§ **Exercise prompt**:
Copy each line of the entries beneath that contains the word "rappeler".
#####
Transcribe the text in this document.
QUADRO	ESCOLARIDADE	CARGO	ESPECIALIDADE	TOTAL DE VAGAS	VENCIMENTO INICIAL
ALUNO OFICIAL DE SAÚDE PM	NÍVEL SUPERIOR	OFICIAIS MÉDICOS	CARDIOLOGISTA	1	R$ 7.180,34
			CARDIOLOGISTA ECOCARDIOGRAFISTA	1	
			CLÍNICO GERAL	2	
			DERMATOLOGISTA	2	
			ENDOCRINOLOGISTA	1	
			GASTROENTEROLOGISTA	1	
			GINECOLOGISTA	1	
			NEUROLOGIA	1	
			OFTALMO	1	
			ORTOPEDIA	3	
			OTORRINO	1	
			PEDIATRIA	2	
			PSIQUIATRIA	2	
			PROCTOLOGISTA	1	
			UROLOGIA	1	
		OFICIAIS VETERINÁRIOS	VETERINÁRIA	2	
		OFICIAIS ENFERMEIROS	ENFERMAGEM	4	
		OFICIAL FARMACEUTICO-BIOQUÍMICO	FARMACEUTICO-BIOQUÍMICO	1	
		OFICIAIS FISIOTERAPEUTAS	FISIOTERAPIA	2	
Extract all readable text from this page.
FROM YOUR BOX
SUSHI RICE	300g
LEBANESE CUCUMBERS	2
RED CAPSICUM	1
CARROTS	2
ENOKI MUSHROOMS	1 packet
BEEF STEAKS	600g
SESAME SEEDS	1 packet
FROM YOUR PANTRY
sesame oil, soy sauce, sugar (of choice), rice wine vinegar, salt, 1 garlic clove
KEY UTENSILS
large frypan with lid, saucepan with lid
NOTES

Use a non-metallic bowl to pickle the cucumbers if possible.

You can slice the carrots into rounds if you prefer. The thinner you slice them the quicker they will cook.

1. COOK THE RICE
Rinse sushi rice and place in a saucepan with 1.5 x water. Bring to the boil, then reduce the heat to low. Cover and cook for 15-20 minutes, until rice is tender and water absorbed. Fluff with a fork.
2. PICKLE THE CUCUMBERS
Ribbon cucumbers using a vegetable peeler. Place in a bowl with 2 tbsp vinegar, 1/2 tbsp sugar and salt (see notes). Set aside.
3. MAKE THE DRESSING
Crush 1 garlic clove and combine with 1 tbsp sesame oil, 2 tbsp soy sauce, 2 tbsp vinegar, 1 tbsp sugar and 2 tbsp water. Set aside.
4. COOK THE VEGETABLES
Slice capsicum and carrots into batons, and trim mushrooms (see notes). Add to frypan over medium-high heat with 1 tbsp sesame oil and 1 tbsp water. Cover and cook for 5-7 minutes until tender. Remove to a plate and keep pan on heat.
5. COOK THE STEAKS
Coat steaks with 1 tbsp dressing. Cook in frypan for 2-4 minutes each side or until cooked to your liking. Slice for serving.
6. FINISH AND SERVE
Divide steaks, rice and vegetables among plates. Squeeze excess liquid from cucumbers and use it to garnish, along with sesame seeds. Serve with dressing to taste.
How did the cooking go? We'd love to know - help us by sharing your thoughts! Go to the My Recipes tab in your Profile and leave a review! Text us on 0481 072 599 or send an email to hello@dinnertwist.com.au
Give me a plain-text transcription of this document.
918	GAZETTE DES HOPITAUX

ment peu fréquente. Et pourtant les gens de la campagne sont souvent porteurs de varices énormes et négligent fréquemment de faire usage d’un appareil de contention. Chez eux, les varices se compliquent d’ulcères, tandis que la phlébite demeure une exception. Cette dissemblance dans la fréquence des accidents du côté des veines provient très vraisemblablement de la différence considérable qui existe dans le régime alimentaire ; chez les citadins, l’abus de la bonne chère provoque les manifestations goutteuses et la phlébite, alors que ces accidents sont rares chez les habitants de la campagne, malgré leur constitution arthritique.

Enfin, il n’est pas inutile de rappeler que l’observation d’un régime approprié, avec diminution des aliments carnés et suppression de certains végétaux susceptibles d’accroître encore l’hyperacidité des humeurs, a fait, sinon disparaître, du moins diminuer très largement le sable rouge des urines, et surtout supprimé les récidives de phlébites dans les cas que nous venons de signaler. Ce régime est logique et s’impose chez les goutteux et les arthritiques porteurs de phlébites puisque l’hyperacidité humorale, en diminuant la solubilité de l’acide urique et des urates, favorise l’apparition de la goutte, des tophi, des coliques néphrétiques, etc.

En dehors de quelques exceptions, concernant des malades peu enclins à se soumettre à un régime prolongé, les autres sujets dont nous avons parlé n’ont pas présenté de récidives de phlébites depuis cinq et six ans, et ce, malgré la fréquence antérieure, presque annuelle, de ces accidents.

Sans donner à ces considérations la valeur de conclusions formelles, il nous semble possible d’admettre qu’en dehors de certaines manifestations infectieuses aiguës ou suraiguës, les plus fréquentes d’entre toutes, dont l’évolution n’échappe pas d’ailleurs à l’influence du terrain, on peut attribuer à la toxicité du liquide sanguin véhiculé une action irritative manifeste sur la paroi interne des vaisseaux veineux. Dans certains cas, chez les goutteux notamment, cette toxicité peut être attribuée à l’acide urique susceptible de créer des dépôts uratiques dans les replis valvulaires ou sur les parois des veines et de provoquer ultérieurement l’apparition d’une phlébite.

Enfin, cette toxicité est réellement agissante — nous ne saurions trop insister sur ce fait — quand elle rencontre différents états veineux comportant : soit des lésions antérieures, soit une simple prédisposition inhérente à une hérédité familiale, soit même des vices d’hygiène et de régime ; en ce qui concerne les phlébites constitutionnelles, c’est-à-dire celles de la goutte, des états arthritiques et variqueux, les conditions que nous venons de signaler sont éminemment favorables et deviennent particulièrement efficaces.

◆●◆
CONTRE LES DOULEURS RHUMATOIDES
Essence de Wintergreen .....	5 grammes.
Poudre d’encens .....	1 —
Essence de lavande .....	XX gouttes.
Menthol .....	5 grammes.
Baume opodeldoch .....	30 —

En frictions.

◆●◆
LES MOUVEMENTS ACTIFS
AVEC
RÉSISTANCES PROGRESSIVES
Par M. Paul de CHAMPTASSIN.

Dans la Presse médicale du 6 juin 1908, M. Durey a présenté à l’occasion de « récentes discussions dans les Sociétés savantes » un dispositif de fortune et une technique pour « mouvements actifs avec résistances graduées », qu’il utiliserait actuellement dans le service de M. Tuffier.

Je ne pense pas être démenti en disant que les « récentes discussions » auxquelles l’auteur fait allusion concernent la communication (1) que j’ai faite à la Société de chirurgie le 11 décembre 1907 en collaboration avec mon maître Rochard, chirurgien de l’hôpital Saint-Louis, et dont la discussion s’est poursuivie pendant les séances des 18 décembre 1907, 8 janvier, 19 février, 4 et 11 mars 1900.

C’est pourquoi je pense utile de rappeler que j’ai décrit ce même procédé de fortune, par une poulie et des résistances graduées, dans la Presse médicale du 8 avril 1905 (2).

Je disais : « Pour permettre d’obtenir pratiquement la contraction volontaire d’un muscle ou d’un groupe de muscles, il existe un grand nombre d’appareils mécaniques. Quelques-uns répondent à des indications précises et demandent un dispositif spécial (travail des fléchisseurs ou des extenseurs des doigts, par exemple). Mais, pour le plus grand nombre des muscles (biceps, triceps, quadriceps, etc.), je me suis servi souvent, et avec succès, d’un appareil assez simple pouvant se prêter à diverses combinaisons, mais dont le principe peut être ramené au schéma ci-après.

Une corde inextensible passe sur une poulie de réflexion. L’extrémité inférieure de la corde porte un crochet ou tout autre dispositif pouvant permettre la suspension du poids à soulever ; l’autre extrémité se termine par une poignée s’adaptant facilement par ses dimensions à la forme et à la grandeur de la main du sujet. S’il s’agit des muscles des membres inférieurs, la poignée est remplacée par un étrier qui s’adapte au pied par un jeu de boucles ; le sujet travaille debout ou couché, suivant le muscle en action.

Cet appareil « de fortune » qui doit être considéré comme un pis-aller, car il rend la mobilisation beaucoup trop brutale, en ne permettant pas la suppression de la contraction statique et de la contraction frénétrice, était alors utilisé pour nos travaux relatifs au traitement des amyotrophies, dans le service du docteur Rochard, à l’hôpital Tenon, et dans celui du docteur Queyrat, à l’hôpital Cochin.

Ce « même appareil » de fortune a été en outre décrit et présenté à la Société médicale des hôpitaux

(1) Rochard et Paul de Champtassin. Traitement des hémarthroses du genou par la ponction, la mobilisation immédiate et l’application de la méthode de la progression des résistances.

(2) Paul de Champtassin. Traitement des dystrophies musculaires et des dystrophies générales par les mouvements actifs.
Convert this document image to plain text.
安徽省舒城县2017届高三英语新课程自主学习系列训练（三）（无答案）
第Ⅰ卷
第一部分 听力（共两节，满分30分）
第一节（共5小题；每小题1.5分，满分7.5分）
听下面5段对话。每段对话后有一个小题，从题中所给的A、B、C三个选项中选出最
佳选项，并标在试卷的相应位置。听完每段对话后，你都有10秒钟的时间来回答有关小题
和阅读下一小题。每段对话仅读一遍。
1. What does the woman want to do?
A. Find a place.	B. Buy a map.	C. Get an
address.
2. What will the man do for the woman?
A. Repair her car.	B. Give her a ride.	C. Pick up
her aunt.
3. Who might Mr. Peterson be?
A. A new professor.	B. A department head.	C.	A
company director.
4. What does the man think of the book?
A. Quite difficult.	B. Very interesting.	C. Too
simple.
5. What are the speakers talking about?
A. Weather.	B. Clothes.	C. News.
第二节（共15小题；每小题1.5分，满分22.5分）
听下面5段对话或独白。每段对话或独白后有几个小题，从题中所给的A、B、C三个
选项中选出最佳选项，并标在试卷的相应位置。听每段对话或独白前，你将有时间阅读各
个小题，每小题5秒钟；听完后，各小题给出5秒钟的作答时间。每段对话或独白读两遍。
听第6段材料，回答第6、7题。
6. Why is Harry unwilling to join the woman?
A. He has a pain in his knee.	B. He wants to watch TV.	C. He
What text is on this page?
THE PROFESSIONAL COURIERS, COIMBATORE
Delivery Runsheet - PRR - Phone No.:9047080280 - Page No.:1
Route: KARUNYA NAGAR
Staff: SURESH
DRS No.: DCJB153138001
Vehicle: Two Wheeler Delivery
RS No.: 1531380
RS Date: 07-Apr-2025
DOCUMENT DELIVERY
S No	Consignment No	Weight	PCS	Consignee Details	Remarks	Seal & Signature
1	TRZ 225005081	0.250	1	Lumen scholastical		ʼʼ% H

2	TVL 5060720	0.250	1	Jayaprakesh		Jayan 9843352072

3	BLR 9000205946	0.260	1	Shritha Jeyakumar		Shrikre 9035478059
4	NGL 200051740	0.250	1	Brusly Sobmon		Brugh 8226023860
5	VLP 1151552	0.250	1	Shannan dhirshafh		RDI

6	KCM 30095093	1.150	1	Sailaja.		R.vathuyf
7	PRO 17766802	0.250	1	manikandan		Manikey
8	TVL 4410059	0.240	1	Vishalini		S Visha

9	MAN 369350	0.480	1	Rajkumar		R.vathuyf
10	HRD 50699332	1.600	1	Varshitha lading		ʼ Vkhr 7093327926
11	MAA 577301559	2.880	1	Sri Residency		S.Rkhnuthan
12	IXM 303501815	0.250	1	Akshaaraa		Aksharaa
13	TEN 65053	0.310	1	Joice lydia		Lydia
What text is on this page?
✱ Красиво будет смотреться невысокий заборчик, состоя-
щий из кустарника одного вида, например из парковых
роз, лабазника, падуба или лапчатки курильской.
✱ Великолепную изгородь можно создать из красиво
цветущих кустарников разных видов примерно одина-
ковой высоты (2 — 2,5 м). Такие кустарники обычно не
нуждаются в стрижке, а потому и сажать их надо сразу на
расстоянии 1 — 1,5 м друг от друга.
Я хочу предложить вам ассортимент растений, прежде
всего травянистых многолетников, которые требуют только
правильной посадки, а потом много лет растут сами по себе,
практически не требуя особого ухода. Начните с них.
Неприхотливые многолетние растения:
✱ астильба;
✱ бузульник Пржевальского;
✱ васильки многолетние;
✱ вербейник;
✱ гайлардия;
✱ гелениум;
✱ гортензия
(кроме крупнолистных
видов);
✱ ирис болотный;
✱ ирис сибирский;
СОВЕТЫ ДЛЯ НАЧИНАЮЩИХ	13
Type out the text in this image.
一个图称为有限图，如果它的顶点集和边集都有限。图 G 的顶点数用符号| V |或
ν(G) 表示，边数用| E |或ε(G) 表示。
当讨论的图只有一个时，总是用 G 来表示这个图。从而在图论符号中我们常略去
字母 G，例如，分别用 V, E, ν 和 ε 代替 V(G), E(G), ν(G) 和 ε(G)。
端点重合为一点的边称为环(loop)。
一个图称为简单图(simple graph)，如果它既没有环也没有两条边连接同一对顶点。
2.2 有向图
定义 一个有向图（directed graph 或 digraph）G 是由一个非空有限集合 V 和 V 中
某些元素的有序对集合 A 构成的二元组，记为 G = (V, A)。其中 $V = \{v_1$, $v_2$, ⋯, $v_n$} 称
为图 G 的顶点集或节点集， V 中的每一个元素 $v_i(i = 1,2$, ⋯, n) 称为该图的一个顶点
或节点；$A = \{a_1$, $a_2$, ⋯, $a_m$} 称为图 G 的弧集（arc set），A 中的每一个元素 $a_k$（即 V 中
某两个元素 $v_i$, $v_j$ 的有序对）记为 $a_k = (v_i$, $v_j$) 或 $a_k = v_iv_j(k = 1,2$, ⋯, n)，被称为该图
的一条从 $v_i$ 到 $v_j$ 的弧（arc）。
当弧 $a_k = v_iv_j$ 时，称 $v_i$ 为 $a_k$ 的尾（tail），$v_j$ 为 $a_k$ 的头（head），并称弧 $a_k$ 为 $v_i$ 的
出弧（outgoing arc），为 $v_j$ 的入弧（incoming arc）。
#####
§ **Task output**:
Enfin, il n’est pas inutile de rappeler que l’observation d’un régime approprié, avec diminution des aliments carnés et suppression de certains végétaux susceptibles d’accroître encore l’hyperacidité des humeurs, a fait, sinon disparaître, du moins diminuer très largement le sable rouge des urines, et surtout supprimé les récidives de phlébites dans les cas que nous venons de signaler. Ce régime est logique et s’impose chez les goutteux et les arthritiques porteurs de phlébites puisque l’hyperacidité humorale, en diminuant la solubilité de l’acide urique et des urates, favorise l’apparition de la goutte, des tophi, des coliques néphrétiques, etc.
C’est pourquoi je pense utile de rappeler que j’ai décrit ce même procédé de fortune, par une poulie et des résistances graduées, dans la Presse médicale du 8 avril 1905 (2).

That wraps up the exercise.